- [What to work on]:
Reproduce all the lines below exactly and omit the images.
++++
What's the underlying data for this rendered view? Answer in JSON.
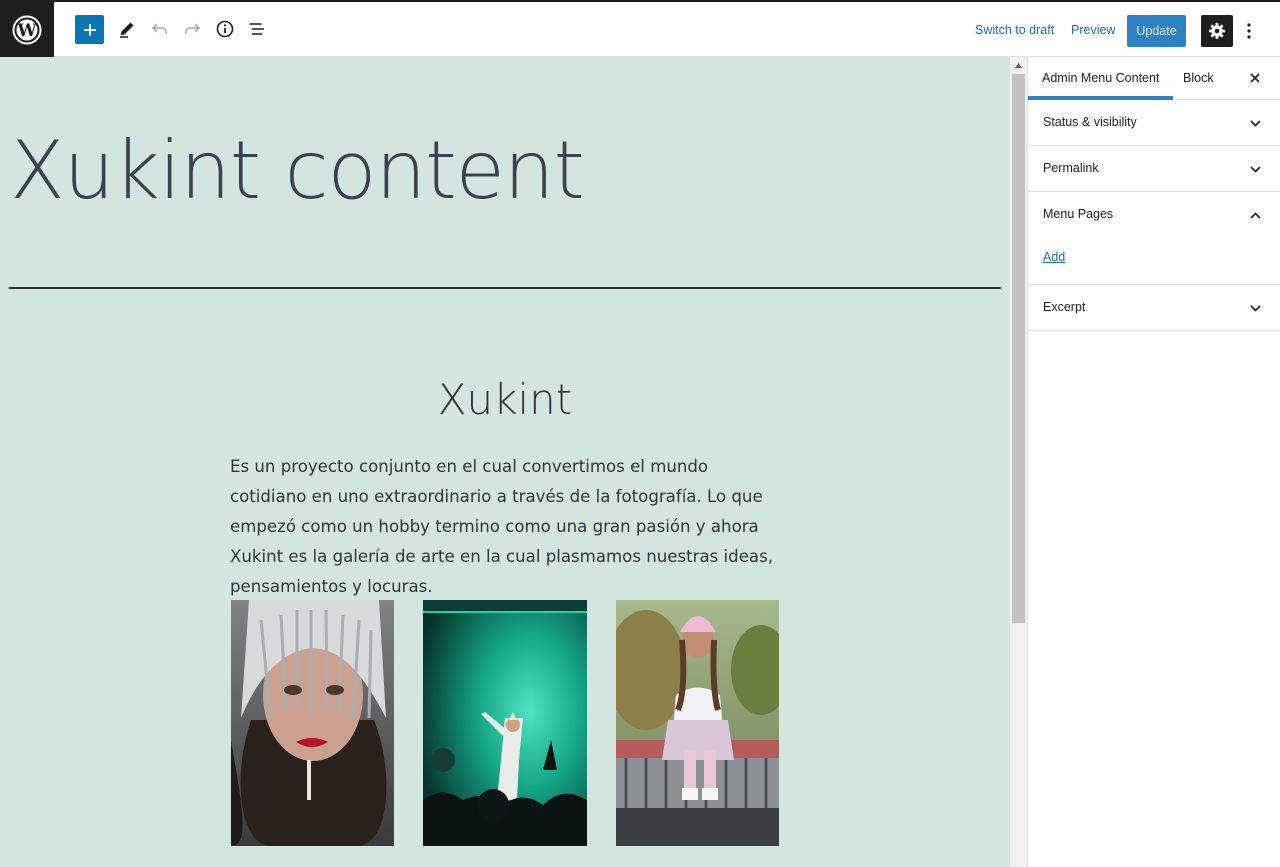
{
  "toolbar": {
    "logo_icon": "wordpress-logo",
    "inserter_icon": "plus-icon",
    "tools_icon": "pencil-icon",
    "undo_icon": "undo-icon",
    "redo_icon": "redo-icon",
    "details_icon": "info-icon",
    "outline_icon": "list-view-icon",
    "switch_to_draft": "Switch to draft",
    "preview": "Preview",
    "update": "Update",
    "settings_icon": "gear-icon",
    "more_icon": "more-vertical-icon"
  },
  "canvas": {
    "background": "#d3e5df",
    "page_title": "Xukint content",
    "section_heading": "Xukint",
    "section_text": "Es un proyecto conjunto en el cual convertimos el mundo cotidiano en uno extraordinario a través de la fotografía. Lo que empezó como un hobby termino como una gran pasión y ahora Xukint es la galería de arte en la cual plasmamos nuestras ideas, pensamientos y locuras."
  },
  "sidebar": {
    "tabs": [
      {
        "label": "Admin Menu Content",
        "active": true
      },
      {
        "label": "Block",
        "active": false
      }
    ],
    "close_icon": "close-icon",
    "panels": [
      {
        "title": "Status & visibility",
        "expanded": false
      },
      {
        "title": "Permalink",
        "expanded": false
      },
      {
        "title": "Menu Pages",
        "expanded": true,
        "link": "Add"
      },
      {
        "title": "Excerpt",
        "expanded": false
      }
    ]
  },
  "colors": {
    "accent": "#2f82c2",
    "dark": "#1e1e1e",
    "link": "#1f6fa5"
  }
}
++++
- [Answer in full]:
What's the underlying data for this rendered view? Answer in JSON.
{
  "toolbar": {
    "logo_icon": "wordpress-logo",
    "inserter_icon": "plus-icon",
    "tools_icon": "pencil-icon",
    "undo_icon": "undo-icon",
    "redo_icon": "redo-icon",
    "details_icon": "info-icon",
    "outline_icon": "list-view-icon",
    "switch_to_draft": "Switch to draft",
    "preview": "Preview",
    "update": "Update",
    "settings_icon": "gear-icon",
    "more_icon": "more-vertical-icon"
  },
  "canvas": {
    "background": "#d3e5df",
    "page_title": "Xukint content",
    "section_heading": "Xukint",
    "section_text": "Es un proyecto conjunto en el cual convertimos el mundo cotidiano en uno extraordinario a través de la fotografía. Lo que empezó como un hobby termino como una gran pasión y ahora Xukint es la galería de arte en la cual plasmamos nuestras ideas, pensamientos y locuras."
  },
  "sidebar": {
    "tabs": [
      {
        "label": "Admin Menu Content",
        "active": true
      },
      {
        "label": "Block",
        "active": false
      }
    ],
    "close_icon": "close-icon",
    "panels": [
      {
        "title": "Status & visibility",
        "expanded": false
      },
      {
        "title": "Permalink",
        "expanded": false
      },
      {
        "title": "Menu Pages",
        "expanded": true,
        "link": "Add"
      },
      {
        "title": "Excerpt",
        "expanded": false
      }
    ]
  },
  "colors": {
    "accent": "#2f82c2",
    "dark": "#1e1e1e",
    "link": "#1f6fa5"
  }
}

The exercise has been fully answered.